##### INPUT DATA

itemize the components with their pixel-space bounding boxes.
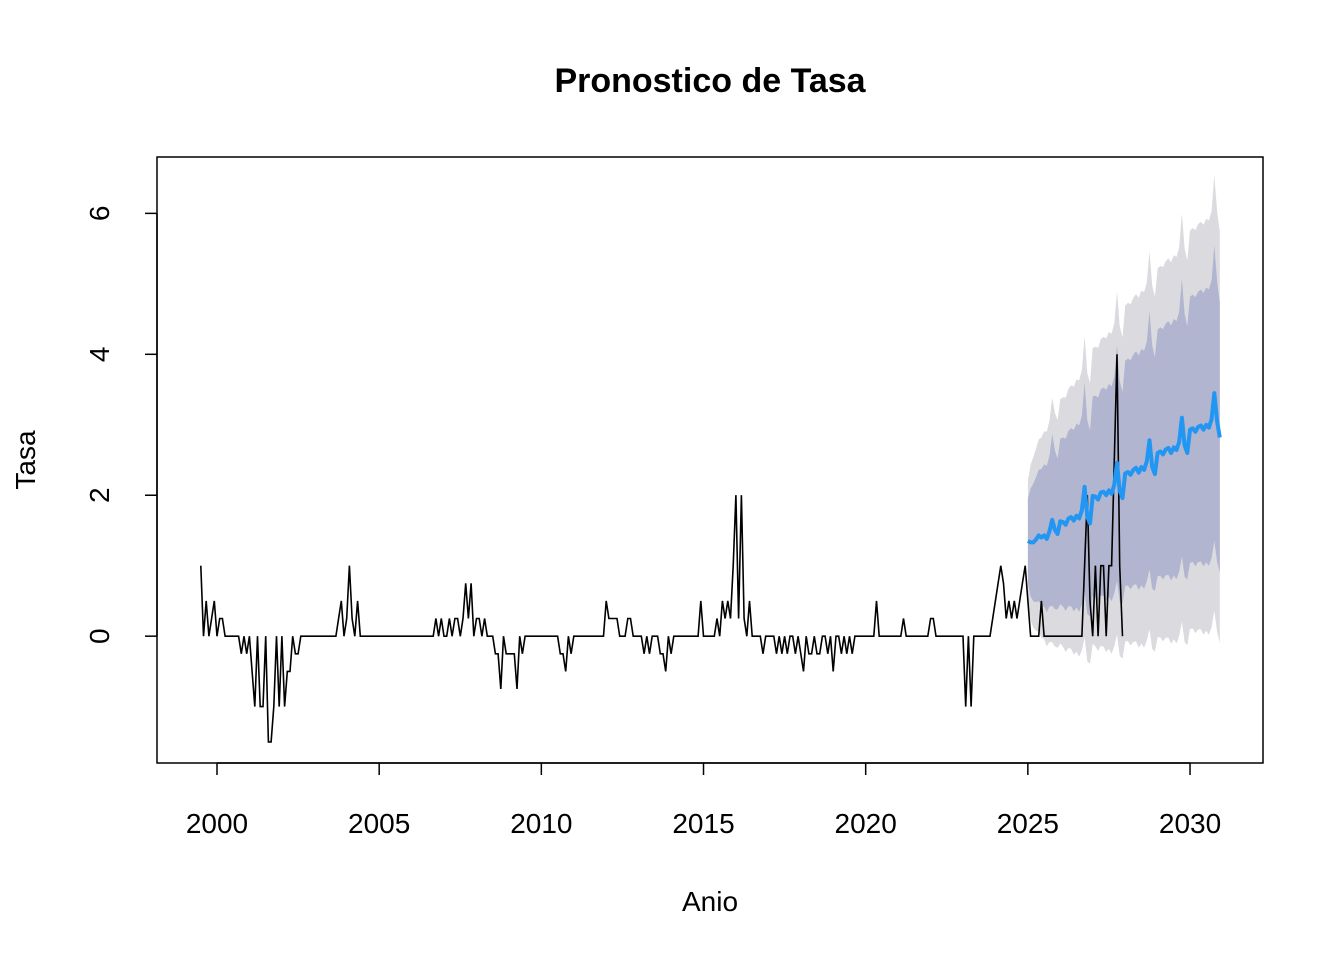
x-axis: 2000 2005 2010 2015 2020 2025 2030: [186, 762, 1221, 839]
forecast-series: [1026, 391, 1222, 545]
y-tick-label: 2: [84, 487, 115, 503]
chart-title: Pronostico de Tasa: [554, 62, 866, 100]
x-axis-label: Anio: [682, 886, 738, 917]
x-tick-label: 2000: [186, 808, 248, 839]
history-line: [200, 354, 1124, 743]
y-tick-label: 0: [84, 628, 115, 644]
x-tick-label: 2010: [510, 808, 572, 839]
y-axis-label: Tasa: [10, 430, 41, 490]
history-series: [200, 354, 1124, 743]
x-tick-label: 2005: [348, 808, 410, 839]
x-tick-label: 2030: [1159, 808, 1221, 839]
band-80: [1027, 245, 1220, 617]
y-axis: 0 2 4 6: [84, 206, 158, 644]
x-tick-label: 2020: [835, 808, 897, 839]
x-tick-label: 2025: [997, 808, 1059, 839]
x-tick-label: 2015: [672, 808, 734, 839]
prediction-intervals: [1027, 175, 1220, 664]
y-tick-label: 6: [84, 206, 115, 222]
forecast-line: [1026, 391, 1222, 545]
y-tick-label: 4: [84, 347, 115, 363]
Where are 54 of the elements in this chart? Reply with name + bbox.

##########

(WORK REQUIRED) Rewrite all of the rows above so that every instance of "x-tick-label" becomes "x-tick-text", keeping everything else unchanged and omitting the pictures.

(SOLUTION FOR THIS EXERCISE)
itemize the components with their pixel-space bounding boxes.
x-axis: 2000 2005 2010 2015 2020 2025 2030: [186, 762, 1221, 839]
forecast-series: [1026, 391, 1222, 545]
y-tick-label: 2: [84, 487, 115, 503]
chart-title: Pronostico de Tasa: [554, 62, 866, 100]
x-axis-label: Anio: [682, 886, 738, 917]
x-tick-text: 2000: [186, 808, 248, 839]
history-line: [200, 354, 1124, 743]
y-tick-label: 0: [84, 628, 115, 644]
x-tick-text: 2010: [510, 808, 572, 839]
y-axis-label: Tasa: [10, 430, 41, 490]
history-series: [200, 354, 1124, 743]
x-tick-text: 2005: [348, 808, 410, 839]
x-tick-text: 2030: [1159, 808, 1221, 839]
band-80: [1027, 245, 1220, 617]
y-axis: 0 2 4 6: [84, 206, 158, 644]
x-tick-text: 2020: [835, 808, 897, 839]
x-tick-text: 2025: [997, 808, 1059, 839]
x-tick-text: 2015: [672, 808, 734, 839]
prediction-intervals: [1027, 175, 1220, 664]
y-tick-label: 6: [84, 206, 115, 222]
forecast-line: [1026, 391, 1222, 545]
y-tick-label: 4: [84, 347, 115, 363]
Where are 54 of the elements in this chart? Reply with name + bbox.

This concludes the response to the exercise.